***** Input for this task *****

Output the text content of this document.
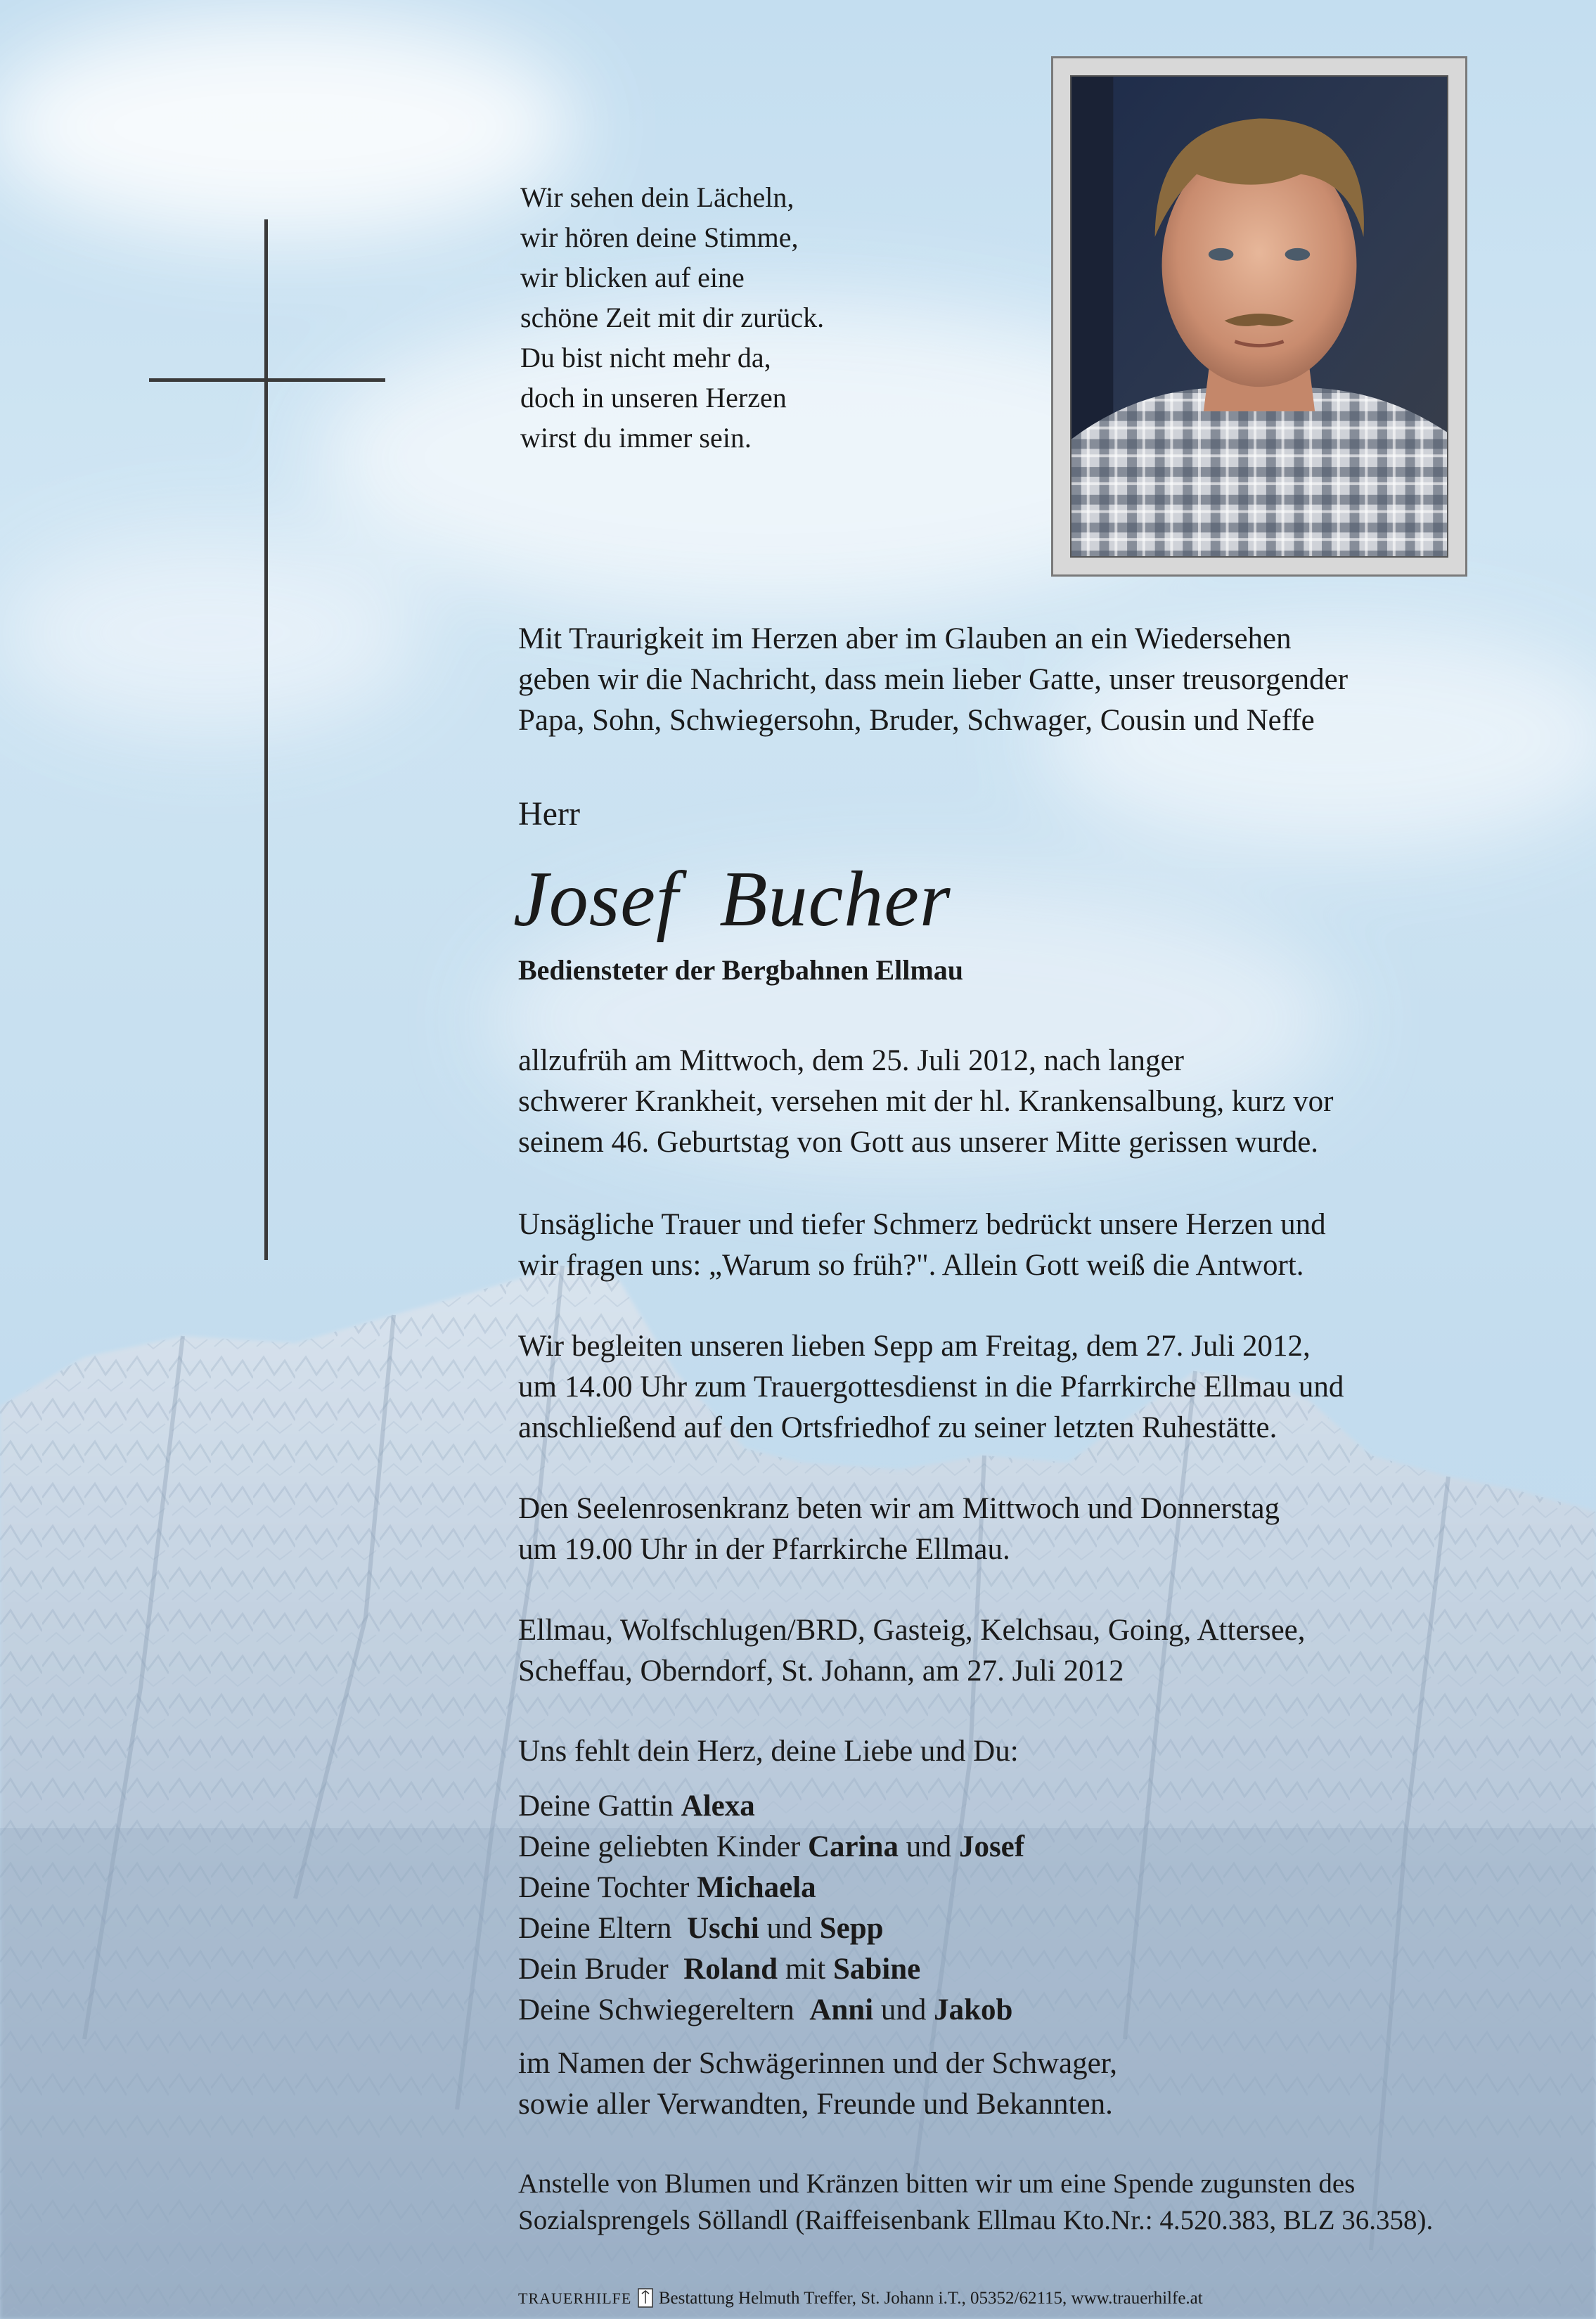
Wir sehen dein Lächeln,
wir hören deine Stimme,
wir blicken auf eine
schöne Zeit mit dir zurück.
Du bist nicht mehr da,
doch in unseren Herzen
wirst du immer sein.
Mit Traurigkeit im Herzen aber im Glauben an ein Wiedersehen
geben wir die Nachricht, dass mein lieber Gatte, unser treusorgender
Papa, Sohn, Schwiegersohn, Bruder, Schwager, Cousin und Neffe
Herr
Josef  Bucher
Bediensteter der Bergbahnen Ellmau
allzufrüh am Mittwoch, dem 25. Juli 2012, nach langer
schwerer Krankheit, versehen mit der hl. Krankensalbung, kurz vor
seinem 46. Geburtstag von Gott aus unserer Mitte gerissen wurde.
Unsägliche Trauer und tiefer Schmerz bedrückt unsere Herzen und
wir fragen uns: „Warum so früh?". Allein Gott weiß die Antwort.
Wir begleiten unseren lieben Sepp am Freitag, dem 27. Juli 2012,
um 14.00 Uhr zum Trauergottesdienst in die Pfarrkirche Ellmau und
anschließend auf den Ortsfriedhof zu seiner letzten Ruhestätte.
Den Seelenrosenkranz beten wir am Mittwoch und Donnerstag
um 19.00 Uhr in der Pfarrkirche Ellmau.
Ellmau, Wolfschlugen/BRD, Gasteig, Kelchsau, Going, Attersee,
Scheffau, Oberndorf, St. Johann, am 27. Juli 2012
Uns fehlt dein Herz, deine Liebe und Du:
Deine Gattin Alexa
Deine geliebten Kinder Carina und Josef
Deine Tochter Michaela
Deine Eltern  Uschi und Sepp
Dein Bruder  Roland mit Sabine
Deine Schwiegereltern  Anni und Jakob
im Namen der Schwägerinnen und der Schwager,
sowie aller Verwandten, Freunde und Bekannten.
Anstelle von Blumen und Kränzen bitten wir um eine Spende zugunsten des
Sozialsprengels Söllandl (Raiffeisenbank Ellmau Kto.Nr.: 4.520.383, BLZ 36.358).
TRAUERHILFE Bestattung Helmuth Treffer, St. Johann i.T., 05352/62115, www.trauerhilfe.at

*****

## [What the task asks]
Omit every picture while copying the listing above exactly.

## [Written answer]
Output the text content of this document.
Wir sehen dein Lächeln,
wir hören deine Stimme,
wir blicken auf eine
schöne Zeit mit dir zurück.
Du bist nicht mehr da,
doch in unseren Herzen
wirst du immer sein.
Mit Traurigkeit im Herzen aber im Glauben an ein Wiedersehen
geben wir die Nachricht, dass mein lieber Gatte, unser treusorgender
Papa, Sohn, Schwiegersohn, Bruder, Schwager, Cousin und Neffe
Herr
Josef  Bucher
Bediensteter der Bergbahnen Ellmau
allzufrüh am Mittwoch, dem 25. Juli 2012, nach langer
schwerer Krankheit, versehen mit der hl. Krankensalbung, kurz vor
seinem 46. Geburtstag von Gott aus unserer Mitte gerissen wurde.
Unsägliche Trauer und tiefer Schmerz bedrückt unsere Herzen und
wir fragen uns: „Warum so früh?". Allein Gott weiß die Antwort.
Wir begleiten unseren lieben Sepp am Freitag, dem 27. Juli 2012,
um 14.00 Uhr zum Trauergottesdienst in die Pfarrkirche Ellmau und
anschließend auf den Ortsfriedhof zu seiner letzten Ruhestätte.
Den Seelenrosenkranz beten wir am Mittwoch und Donnerstag
um 19.00 Uhr in der Pfarrkirche Ellmau.
Ellmau, Wolfschlugen/BRD, Gasteig, Kelchsau, Going, Attersee,
Scheffau, Oberndorf, St. Johann, am 27. Juli 2012
Uns fehlt dein Herz, deine Liebe und Du:
Deine Gattin Alexa
Deine geliebten Kinder Carina und Josef
Deine Tochter Michaela
Deine Eltern  Uschi und Sepp
Dein Bruder  Roland mit Sabine
Deine Schwiegereltern  Anni und Jakob
im Namen der Schwägerinnen und der Schwager,
sowie aller Verwandten, Freunde und Bekannten.
Anstelle von Blumen und Kränzen bitten wir um eine Spende zugunsten des
Sozialsprengels Söllandl (Raiffeisenbank Ellmau Kto.Nr.: 4.520.383, BLZ 36.358).
TRAUERHILFE Bestattung Helmuth Treffer, St. Johann i.T., 05352/62115, www.trauerhilfe.at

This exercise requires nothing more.